Each entry in the listing below should be restated word for word.

★ ★ ★ ★ ★

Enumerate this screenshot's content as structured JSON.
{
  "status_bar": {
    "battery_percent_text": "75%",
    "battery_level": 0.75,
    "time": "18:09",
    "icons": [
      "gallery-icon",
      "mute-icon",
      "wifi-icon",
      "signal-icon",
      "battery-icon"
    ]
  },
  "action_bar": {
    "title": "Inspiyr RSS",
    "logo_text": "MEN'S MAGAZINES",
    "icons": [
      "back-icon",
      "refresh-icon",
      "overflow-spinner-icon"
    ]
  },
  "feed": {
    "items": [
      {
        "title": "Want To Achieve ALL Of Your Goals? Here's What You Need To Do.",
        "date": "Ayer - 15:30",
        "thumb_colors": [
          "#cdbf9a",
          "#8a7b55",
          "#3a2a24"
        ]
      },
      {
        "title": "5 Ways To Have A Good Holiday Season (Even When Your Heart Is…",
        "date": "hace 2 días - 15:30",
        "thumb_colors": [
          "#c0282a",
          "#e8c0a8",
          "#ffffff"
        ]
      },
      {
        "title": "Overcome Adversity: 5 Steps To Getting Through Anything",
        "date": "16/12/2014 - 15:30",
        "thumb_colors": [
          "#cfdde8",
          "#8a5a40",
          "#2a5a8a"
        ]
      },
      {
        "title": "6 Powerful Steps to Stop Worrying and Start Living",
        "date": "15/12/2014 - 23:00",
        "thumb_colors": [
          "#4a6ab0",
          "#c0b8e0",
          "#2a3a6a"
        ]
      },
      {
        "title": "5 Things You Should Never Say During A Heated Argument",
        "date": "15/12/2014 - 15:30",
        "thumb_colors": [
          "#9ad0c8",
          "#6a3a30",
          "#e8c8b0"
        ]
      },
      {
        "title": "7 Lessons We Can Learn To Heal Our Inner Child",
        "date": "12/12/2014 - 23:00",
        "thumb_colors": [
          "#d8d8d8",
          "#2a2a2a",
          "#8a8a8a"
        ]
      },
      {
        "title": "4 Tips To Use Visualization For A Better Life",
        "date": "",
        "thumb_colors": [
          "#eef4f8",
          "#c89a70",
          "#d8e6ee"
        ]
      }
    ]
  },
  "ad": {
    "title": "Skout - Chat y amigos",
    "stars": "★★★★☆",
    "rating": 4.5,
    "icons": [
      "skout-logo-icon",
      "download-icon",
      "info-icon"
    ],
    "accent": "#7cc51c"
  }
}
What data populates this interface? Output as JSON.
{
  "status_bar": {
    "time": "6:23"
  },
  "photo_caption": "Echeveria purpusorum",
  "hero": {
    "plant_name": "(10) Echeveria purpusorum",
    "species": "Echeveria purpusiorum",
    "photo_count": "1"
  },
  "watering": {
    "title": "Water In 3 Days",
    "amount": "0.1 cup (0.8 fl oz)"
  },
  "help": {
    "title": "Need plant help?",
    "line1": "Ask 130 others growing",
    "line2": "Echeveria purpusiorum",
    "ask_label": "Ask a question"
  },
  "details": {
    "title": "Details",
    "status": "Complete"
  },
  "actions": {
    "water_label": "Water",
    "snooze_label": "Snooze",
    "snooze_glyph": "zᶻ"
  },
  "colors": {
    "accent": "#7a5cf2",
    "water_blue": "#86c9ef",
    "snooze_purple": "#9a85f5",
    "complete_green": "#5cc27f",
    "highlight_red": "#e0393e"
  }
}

★ ★ ★ ★ ★

-- EXERCISE ANSWER --
Enumerate this screenshot's content as structured JSON.
{
  "status_bar": {
    "battery_percent_text": "75%",
    "battery_level": 0.75,
    "time": "18:09",
    "icons": [
      "gallery-icon",
      "mute-icon",
      "wifi-icon",
      "signal-icon",
      "battery-icon"
    ]
  },
  "action_bar": {
    "title": "Inspiyr RSS",
    "logo_text": "MEN'S MAGAZINES",
    "icons": [
      "back-icon",
      "refresh-icon",
      "overflow-spinner-icon"
    ]
  },
  "feed": {
    "items": [
      {
        "title": "Want To Achieve ALL Of Your Goals? Here's What You Need To Do.",
        "date": "Ayer - 15:30",
        "thumb_colors": [
          "#cdbf9a",
          "#8a7b55",
          "#3a2a24"
        ]
      },
      {
        "title": "5 Ways To Have A Good Holiday Season (Even When Your Heart Is…",
        "date": "hace 2 días - 15:30",
        "thumb_colors": [
          "#c0282a",
          "#e8c0a8",
          "#ffffff"
        ]
      },
      {
        "title": "Overcome Adversity: 5 Steps To Getting Through Anything",
        "date": "16/12/2014 - 15:30",
        "thumb_colors": [
          "#cfdde8",
          "#8a5a40",
          "#2a5a8a"
        ]
      },
      {
        "title": "6 Powerful Steps to Stop Worrying and Start Living",
        "date": "15/12/2014 - 23:00",
        "thumb_colors": [
          "#4a6ab0",
          "#c0b8e0",
          "#2a3a6a"
        ]
      },
      {
        "title": "5 Things You Should Never Say During A Heated Argument",
        "date": "15/12/2014 - 15:30",
        "thumb_colors": [
          "#9ad0c8",
          "#6a3a30",
          "#e8c8b0"
        ]
      },
      {
        "title": "7 Lessons We Can Learn To Heal Our Inner Child",
        "date": "12/12/2014 - 23:00",
        "thumb_colors": [
          "#d8d8d8",
          "#2a2a2a",
          "#8a8a8a"
        ]
      },
      {
        "title": "4 Tips To Use Visualization For A Better Life",
        "date": "",
        "thumb_colors": [
          "#eef4f8",
          "#c89a70",
          "#d8e6ee"
        ]
      }
    ]
  },
  "ad": {
    "title": "Skout - Chat y amigos",
    "stars": "★★★★☆",
    "rating": 4.5,
    "icons": [
      "skout-logo-icon",
      "download-icon",
      "info-icon"
    ],
    "accent": "#7cc51c"
  }
}
What data populates this interface? Output as JSON.
{
  "status_bar": {
    "time": "6:23"
  },
  "photo_caption": "Echeveria purpusorum",
  "hero": {
    "plant_name": "(10) Echeveria purpusorum",
    "species": "Echeveria purpusiorum",
    "photo_count": "1"
  },
  "watering": {
    "title": "Water In 3 Days",
    "amount": "0.1 cup (0.8 fl oz)"
  },
  "help": {
    "title": "Need plant help?",
    "line1": "Ask 130 others growing",
    "line2": "Echeveria purpusiorum",
    "ask_label": "Ask a question"
  },
  "details": {
    "title": "Details",
    "status": "Complete"
  },
  "actions": {
    "water_label": "Water",
    "snooze_label": "Snooze",
    "snooze_glyph": "zᶻ"
  },
  "colors": {
    "accent": "#7a5cf2",
    "water_blue": "#86c9ef",
    "snooze_purple": "#9a85f5",
    "complete_green": "#5cc27f",
    "highlight_red": "#e0393e"
  }
}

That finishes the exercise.